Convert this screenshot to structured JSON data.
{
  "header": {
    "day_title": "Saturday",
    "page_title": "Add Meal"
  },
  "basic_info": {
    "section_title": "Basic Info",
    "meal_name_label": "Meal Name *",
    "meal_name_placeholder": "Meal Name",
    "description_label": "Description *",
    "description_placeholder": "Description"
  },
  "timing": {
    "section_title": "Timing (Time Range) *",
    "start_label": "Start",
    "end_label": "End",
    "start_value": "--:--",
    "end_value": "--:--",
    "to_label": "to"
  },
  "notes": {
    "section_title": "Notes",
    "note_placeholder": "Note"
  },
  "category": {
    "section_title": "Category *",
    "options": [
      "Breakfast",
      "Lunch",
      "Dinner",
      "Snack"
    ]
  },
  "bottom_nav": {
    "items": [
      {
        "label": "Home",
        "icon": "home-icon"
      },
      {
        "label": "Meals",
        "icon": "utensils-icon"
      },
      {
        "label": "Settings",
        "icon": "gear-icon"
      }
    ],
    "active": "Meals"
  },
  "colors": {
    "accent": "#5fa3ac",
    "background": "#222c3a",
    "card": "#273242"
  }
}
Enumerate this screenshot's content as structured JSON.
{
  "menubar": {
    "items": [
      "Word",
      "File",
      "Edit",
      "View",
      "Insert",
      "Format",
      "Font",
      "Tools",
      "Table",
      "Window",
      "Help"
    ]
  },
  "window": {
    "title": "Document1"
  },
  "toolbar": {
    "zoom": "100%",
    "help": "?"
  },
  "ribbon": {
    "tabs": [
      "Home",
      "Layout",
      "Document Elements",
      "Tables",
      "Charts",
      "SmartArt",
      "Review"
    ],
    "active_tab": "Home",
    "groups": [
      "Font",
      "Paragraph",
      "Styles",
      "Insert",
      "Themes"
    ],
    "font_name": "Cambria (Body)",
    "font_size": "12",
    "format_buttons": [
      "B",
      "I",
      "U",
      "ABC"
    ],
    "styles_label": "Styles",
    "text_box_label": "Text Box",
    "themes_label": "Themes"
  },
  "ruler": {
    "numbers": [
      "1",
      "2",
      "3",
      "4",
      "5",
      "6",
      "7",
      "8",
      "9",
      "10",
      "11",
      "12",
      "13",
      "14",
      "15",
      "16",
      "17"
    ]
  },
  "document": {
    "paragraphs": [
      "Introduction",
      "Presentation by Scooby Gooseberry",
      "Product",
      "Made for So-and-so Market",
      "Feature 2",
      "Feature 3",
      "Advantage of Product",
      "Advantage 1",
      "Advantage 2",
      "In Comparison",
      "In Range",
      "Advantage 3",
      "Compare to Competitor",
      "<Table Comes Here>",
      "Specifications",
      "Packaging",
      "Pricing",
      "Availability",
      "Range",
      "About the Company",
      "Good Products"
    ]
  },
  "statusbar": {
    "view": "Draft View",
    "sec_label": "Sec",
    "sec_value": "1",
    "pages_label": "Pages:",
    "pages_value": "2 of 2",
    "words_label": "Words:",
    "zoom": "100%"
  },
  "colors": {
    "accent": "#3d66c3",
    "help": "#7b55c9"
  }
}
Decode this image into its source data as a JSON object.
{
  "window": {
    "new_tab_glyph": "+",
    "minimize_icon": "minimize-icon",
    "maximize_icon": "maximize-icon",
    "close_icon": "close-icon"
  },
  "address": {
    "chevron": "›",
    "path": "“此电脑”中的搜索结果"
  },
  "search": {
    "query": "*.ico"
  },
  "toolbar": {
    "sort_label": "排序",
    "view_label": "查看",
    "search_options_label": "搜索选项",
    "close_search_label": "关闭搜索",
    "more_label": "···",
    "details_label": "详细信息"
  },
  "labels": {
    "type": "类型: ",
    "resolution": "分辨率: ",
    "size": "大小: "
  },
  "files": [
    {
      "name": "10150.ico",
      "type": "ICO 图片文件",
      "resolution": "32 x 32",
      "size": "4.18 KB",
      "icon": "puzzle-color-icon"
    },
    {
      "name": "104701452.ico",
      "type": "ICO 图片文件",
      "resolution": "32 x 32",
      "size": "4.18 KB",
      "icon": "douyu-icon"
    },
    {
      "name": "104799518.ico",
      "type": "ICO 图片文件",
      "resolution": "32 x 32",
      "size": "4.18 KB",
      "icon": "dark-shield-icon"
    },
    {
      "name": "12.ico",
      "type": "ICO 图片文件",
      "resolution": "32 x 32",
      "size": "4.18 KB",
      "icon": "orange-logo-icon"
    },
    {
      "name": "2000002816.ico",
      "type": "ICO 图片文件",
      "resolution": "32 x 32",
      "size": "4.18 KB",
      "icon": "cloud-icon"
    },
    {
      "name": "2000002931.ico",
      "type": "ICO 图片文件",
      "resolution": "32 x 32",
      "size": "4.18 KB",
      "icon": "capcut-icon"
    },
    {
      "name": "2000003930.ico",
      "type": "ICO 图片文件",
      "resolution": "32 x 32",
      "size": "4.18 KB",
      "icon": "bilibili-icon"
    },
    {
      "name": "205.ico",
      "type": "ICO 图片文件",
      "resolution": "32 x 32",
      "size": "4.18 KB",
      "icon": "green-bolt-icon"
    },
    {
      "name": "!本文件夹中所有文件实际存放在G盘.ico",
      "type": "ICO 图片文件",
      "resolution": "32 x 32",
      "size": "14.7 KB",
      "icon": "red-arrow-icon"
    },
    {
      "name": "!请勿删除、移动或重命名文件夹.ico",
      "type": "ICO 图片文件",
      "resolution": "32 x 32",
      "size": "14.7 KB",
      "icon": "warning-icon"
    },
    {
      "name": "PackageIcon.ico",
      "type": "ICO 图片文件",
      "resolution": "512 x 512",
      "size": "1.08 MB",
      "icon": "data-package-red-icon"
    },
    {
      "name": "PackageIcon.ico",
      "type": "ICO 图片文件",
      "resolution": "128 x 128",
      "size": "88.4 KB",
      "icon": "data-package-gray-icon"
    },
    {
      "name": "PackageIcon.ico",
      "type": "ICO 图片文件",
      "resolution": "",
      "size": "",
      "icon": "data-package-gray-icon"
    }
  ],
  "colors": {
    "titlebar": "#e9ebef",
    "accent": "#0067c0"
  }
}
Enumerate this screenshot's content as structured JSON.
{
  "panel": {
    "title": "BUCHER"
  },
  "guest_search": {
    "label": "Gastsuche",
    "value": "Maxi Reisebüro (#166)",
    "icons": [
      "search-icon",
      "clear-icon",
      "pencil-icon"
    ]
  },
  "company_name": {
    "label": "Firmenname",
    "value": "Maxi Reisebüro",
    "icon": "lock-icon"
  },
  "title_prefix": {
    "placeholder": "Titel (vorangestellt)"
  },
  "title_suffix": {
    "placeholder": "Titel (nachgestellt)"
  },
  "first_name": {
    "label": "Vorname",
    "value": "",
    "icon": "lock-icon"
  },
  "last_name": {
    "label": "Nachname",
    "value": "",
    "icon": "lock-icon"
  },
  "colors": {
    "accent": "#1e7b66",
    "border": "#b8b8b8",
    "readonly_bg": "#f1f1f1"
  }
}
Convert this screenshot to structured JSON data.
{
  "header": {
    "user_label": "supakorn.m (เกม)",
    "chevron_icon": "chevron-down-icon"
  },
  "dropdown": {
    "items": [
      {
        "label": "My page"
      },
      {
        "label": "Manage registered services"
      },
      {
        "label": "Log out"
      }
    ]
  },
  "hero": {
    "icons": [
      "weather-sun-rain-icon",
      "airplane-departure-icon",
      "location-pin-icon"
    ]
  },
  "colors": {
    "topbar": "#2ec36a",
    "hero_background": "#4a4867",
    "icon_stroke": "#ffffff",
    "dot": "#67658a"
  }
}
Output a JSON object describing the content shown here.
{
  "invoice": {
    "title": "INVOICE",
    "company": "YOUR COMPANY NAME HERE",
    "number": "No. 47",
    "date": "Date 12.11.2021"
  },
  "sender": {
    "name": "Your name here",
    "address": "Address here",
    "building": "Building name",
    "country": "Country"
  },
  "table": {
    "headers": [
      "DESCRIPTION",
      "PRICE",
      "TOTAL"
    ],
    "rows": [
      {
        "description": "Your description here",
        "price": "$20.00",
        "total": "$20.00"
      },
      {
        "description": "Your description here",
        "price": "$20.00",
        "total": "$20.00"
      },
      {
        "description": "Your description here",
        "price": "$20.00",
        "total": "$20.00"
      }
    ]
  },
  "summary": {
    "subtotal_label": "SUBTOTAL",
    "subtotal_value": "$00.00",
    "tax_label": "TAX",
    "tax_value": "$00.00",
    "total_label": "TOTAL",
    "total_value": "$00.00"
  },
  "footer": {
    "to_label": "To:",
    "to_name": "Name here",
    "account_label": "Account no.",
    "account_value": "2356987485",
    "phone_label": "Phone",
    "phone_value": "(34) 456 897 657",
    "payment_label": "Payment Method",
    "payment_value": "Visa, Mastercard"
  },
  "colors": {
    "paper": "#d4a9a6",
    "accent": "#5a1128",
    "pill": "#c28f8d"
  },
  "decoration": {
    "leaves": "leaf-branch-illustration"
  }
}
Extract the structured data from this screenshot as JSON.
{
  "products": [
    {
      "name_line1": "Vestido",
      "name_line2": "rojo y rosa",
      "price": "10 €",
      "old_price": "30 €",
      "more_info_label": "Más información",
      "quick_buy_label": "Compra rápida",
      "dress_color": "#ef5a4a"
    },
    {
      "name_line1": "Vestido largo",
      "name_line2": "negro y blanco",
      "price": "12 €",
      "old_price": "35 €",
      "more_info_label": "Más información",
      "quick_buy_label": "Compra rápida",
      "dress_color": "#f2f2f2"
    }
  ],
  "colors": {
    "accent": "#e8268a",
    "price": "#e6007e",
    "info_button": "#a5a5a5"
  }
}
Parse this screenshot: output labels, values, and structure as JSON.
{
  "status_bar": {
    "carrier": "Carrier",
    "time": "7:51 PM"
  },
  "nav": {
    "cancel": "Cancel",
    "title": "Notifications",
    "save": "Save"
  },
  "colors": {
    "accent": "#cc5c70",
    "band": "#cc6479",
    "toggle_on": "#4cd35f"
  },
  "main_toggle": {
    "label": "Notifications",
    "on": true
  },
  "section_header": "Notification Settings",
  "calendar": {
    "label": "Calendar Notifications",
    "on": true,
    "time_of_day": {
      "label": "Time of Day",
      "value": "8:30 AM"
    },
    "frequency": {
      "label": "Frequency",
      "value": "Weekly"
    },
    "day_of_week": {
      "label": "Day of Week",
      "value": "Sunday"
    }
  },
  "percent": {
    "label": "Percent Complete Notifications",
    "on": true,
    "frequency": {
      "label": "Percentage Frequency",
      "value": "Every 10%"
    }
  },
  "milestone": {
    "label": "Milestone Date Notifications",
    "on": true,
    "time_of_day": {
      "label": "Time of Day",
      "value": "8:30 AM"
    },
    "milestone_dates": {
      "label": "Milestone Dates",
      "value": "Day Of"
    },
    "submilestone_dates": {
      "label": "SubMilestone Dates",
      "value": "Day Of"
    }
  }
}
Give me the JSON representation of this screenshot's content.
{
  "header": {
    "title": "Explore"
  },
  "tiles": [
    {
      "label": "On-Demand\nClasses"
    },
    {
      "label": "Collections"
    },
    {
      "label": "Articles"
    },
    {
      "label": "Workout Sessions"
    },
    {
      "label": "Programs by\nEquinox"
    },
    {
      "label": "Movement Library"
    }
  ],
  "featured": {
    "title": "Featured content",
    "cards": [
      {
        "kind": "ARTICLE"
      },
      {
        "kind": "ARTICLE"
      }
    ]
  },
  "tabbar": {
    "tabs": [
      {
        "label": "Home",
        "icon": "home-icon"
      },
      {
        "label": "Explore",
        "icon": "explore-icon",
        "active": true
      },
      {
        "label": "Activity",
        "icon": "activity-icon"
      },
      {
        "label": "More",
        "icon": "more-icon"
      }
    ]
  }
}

========================

■ **What is being asked**
Only the number is wanted: how many lines in the entries above contain the word "Titel"?

■ **Task answer**
2